**WORK TO COMPLETE**
Return the data exactly, with all pictures removed.

>> begin

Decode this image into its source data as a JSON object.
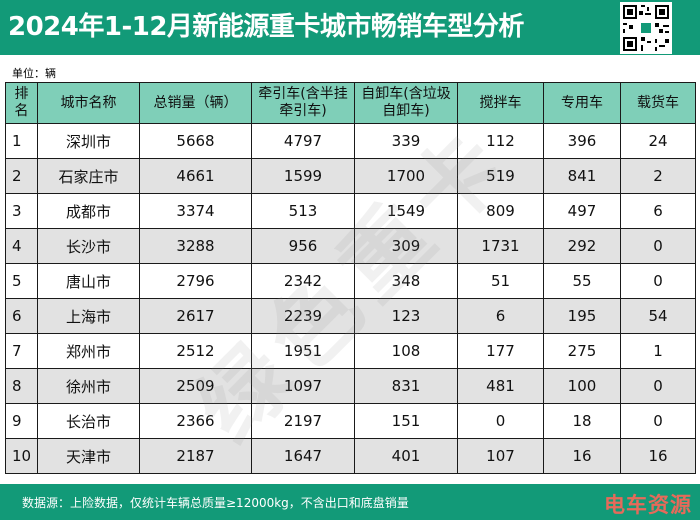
{
  "header": {
    "title": "2024年1-12月新能源重卡城市畅销车型分析",
    "accent_color": "#129a78",
    "qr_icon": "qr-code-icon"
  },
  "unit_label": "单位：辆",
  "table": {
    "header_color": "#7fcfb8",
    "stripe_color": "#e2e2e2",
    "columns": [
      {
        "line1": "排",
        "line2": "名"
      },
      {
        "line1": "城市名称",
        "line2": ""
      },
      {
        "line1": "总销量（辆）",
        "line2": ""
      },
      {
        "line1": "牵引车(含半挂",
        "line2": "牵引车)"
      },
      {
        "line1": "自卸车(含垃圾",
        "line2": "自卸车)"
      },
      {
        "line1": "搅拌车",
        "line2": ""
      },
      {
        "line1": "专用车",
        "line2": ""
      },
      {
        "line1": "载货车",
        "line2": ""
      }
    ],
    "rows": [
      [
        "1",
        "深圳市",
        "5668",
        "4797",
        "339",
        "112",
        "396",
        "24"
      ],
      [
        "2",
        "石家庄市",
        "4661",
        "1599",
        "1700",
        "519",
        "841",
        "2"
      ],
      [
        "3",
        "成都市",
        "3374",
        "513",
        "1549",
        "809",
        "497",
        "6"
      ],
      [
        "4",
        "长沙市",
        "3288",
        "956",
        "309",
        "1731",
        "292",
        "0"
      ],
      [
        "5",
        "唐山市",
        "2796",
        "2342",
        "348",
        "51",
        "55",
        "0"
      ],
      [
        "6",
        "上海市",
        "2617",
        "2239",
        "123",
        "6",
        "195",
        "54"
      ],
      [
        "7",
        "郑州市",
        "2512",
        "1951",
        "108",
        "177",
        "275",
        "1"
      ],
      [
        "8",
        "徐州市",
        "2509",
        "1097",
        "831",
        "481",
        "100",
        "0"
      ],
      [
        "9",
        "长治市",
        "2366",
        "2197",
        "151",
        "0",
        "18",
        "0"
      ],
      [
        "10",
        "天津市",
        "2187",
        "1647",
        "401",
        "107",
        "16",
        "16"
      ]
    ]
  },
  "watermark": "绿色重卡",
  "footer": {
    "note": "数据源：上险数据，仅统计车辆总质量≥12000kg，不含出口和底盘销量",
    "brand": "电车资源",
    "brand_color": "#e66a5a"
  }
}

>> end

**SOLUTION FOR THIS EXERCISE**
Decode this image into its source data as a JSON object.
{
  "header": {
    "title": "2024年1-12月新能源重卡城市畅销车型分析",
    "accent_color": "#129a78",
    "qr_icon": "qr-code-icon"
  },
  "unit_label": "单位：辆",
  "table": {
    "header_color": "#7fcfb8",
    "stripe_color": "#e2e2e2",
    "columns": [
      {
        "line1": "排",
        "line2": "名"
      },
      {
        "line1": "城市名称",
        "line2": ""
      },
      {
        "line1": "总销量（辆）",
        "line2": ""
      },
      {
        "line1": "牵引车(含半挂",
        "line2": "牵引车)"
      },
      {
        "line1": "自卸车(含垃圾",
        "line2": "自卸车)"
      },
      {
        "line1": "搅拌车",
        "line2": ""
      },
      {
        "line1": "专用车",
        "line2": ""
      },
      {
        "line1": "载货车",
        "line2": ""
      }
    ],
    "rows": [
      [
        "1",
        "深圳市",
        "5668",
        "4797",
        "339",
        "112",
        "396",
        "24"
      ],
      [
        "2",
        "石家庄市",
        "4661",
        "1599",
        "1700",
        "519",
        "841",
        "2"
      ],
      [
        "3",
        "成都市",
        "3374",
        "513",
        "1549",
        "809",
        "497",
        "6"
      ],
      [
        "4",
        "长沙市",
        "3288",
        "956",
        "309",
        "1731",
        "292",
        "0"
      ],
      [
        "5",
        "唐山市",
        "2796",
        "2342",
        "348",
        "51",
        "55",
        "0"
      ],
      [
        "6",
        "上海市",
        "2617",
        "2239",
        "123",
        "6",
        "195",
        "54"
      ],
      [
        "7",
        "郑州市",
        "2512",
        "1951",
        "108",
        "177",
        "275",
        "1"
      ],
      [
        "8",
        "徐州市",
        "2509",
        "1097",
        "831",
        "481",
        "100",
        "0"
      ],
      [
        "9",
        "长治市",
        "2366",
        "2197",
        "151",
        "0",
        "18",
        "0"
      ],
      [
        "10",
        "天津市",
        "2187",
        "1647",
        "401",
        "107",
        "16",
        "16"
      ]
    ]
  },
  "watermark": "绿色重卡",
  "footer": {
    "note": "数据源：上险数据，仅统计车辆总质量≥12000kg，不含出口和底盘销量",
    "brand": "电车资源",
    "brand_color": "#e66a5a"
  }
}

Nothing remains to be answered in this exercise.